**Records from a dataset**

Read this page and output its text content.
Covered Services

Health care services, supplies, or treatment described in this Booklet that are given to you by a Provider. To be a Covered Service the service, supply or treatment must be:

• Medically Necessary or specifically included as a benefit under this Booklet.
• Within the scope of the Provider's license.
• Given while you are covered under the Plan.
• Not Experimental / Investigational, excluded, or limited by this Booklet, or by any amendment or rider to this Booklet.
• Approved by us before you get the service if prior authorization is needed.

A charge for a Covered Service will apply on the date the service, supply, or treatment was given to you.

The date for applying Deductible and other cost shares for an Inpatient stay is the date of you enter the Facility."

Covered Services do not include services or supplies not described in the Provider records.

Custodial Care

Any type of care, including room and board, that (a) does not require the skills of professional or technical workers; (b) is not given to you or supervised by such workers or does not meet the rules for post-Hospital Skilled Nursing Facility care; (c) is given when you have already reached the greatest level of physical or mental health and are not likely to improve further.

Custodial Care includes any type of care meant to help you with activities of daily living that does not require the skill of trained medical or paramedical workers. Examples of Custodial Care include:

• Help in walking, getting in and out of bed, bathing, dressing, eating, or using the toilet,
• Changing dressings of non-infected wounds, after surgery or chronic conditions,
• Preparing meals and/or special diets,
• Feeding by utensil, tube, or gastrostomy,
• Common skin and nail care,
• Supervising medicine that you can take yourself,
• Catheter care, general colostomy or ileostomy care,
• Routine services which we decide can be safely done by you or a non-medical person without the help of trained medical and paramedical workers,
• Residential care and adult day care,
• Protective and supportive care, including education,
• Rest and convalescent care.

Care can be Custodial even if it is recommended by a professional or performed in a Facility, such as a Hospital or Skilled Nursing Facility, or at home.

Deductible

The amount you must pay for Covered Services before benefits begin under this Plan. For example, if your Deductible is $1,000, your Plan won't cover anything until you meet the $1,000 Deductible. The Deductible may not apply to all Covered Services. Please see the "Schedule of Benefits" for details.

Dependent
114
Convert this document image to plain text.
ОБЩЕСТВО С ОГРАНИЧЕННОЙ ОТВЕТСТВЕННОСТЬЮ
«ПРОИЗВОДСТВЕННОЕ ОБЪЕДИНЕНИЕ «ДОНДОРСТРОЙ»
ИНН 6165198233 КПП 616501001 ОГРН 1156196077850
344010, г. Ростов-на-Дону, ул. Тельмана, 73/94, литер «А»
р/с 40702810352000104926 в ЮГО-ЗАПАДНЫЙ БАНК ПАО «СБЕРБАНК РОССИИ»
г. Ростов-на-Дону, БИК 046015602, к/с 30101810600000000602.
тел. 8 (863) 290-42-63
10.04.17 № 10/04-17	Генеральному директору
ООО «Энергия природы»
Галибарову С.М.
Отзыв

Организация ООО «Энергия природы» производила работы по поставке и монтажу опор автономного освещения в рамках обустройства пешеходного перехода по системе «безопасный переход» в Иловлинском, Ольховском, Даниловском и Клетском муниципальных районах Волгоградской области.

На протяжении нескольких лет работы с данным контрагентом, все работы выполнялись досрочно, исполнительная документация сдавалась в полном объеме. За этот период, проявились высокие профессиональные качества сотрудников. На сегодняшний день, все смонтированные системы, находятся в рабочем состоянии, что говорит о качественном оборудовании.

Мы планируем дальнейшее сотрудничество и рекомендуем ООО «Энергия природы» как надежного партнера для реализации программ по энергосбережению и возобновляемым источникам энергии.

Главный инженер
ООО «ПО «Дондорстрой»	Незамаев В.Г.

**The task**
Provide only the number of lines in the entries that hold the word "date".

**Solved problem**
2